##### DONNÉES FOURNIES

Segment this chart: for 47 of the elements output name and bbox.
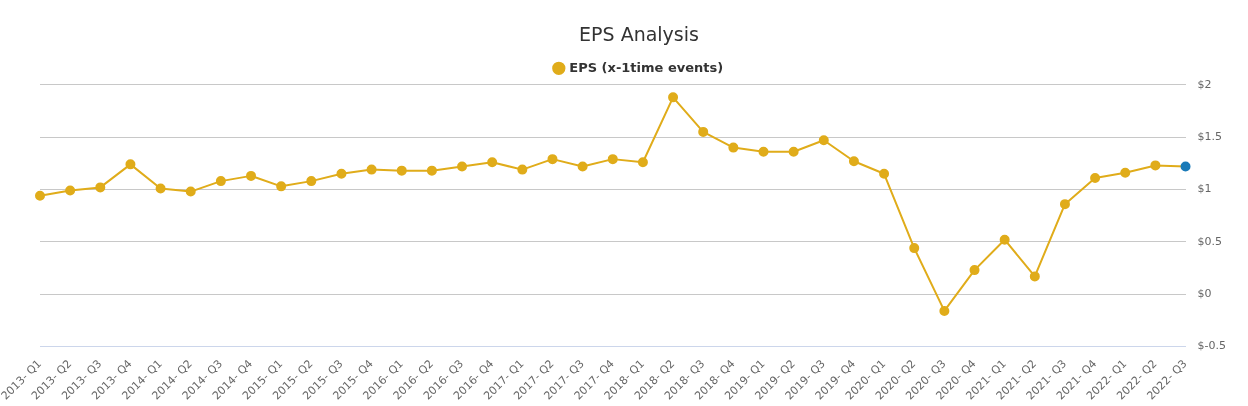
point [366, 164, 377, 175]
point [758, 146, 769, 157]
y-tick-label: $1.5 [1197, 130, 1223, 143]
point [1090, 172, 1101, 183]
point [125, 159, 136, 170]
point [95, 182, 106, 193]
point [879, 168, 890, 179]
point [35, 190, 45, 201]
point [909, 243, 920, 254]
point [668, 92, 679, 103]
point [1059, 199, 1070, 210]
point [818, 135, 829, 146]
point [1029, 271, 1040, 282]
point [426, 165, 437, 176]
point [999, 234, 1010, 245]
point [517, 164, 528, 175]
point [1180, 161, 1191, 172]
point [336, 168, 347, 179]
y-tick-label: $1 [1197, 182, 1212, 196]
point [1120, 167, 1131, 178]
point [487, 157, 498, 168]
point [788, 146, 799, 157]
y-tick-label: $-0.5 [1197, 339, 1227, 353]
point [637, 157, 648, 168]
point [848, 156, 859, 167]
y-tick-label: $0.5 [1197, 234, 1223, 248]
chart-title: EPS Analysis [579, 23, 699, 46]
point [577, 161, 588, 172]
point [215, 176, 226, 187]
point [607, 154, 618, 165]
y-tick-label: $0 [1197, 287, 1212, 301]
point [396, 165, 407, 176]
y-tick-label: $2 [1197, 77, 1212, 91]
point [698, 126, 709, 137]
point [306, 176, 317, 187]
point [939, 305, 950, 316]
point [155, 183, 166, 194]
point [728, 142, 739, 153]
point [185, 186, 196, 197]
point [547, 154, 558, 165]
point [246, 170, 257, 181]
point [457, 161, 468, 172]
point [276, 181, 287, 192]
point [969, 265, 980, 276]
legend-label: EPS (x-1time events) [569, 59, 724, 75]
point [65, 185, 76, 196]
point [1150, 160, 1161, 171]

##########

CONSIGNE:
Réécrivez les lignes allant de celle qui contient « point [366, 164, 377, 175] » jusqu'à celle qui contient « point [155, 183, 166, 194] », en remplaçant « chart-title » par « title » et en laissant tout le reste identique.

RÉPONSE:
point [366, 164, 377, 175]
point [758, 146, 769, 157]
y-tick-label: $1.5 [1197, 130, 1223, 143]
point [1090, 172, 1101, 183]
point [125, 159, 136, 170]
point [95, 182, 106, 193]
point [879, 168, 890, 179]
point [35, 190, 45, 201]
point [909, 243, 920, 254]
point [668, 92, 679, 103]
point [1059, 199, 1070, 210]
point [818, 135, 829, 146]
point [1029, 271, 1040, 282]
point [426, 165, 437, 176]
point [999, 234, 1010, 245]
point [517, 164, 528, 175]
point [1180, 161, 1191, 172]
point [336, 168, 347, 179]
y-tick-label: $1 [1197, 182, 1212, 196]
point [1120, 167, 1131, 178]
point [487, 157, 498, 168]
point [788, 146, 799, 157]
y-tick-label: $-0.5 [1197, 339, 1227, 353]
point [637, 157, 648, 168]
point [848, 156, 859, 167]
y-tick-label: $0.5 [1197, 234, 1223, 248]
title: EPS Analysis [579, 23, 699, 46]
point [577, 161, 588, 172]
point [215, 176, 226, 187]
point [607, 154, 618, 165]
y-tick-label: $0 [1197, 287, 1212, 301]
point [396, 165, 407, 176]
y-tick-label: $2 [1197, 77, 1212, 91]
point [698, 126, 709, 137]
point [306, 176, 317, 187]
point [939, 305, 950, 316]
point [155, 183, 166, 194]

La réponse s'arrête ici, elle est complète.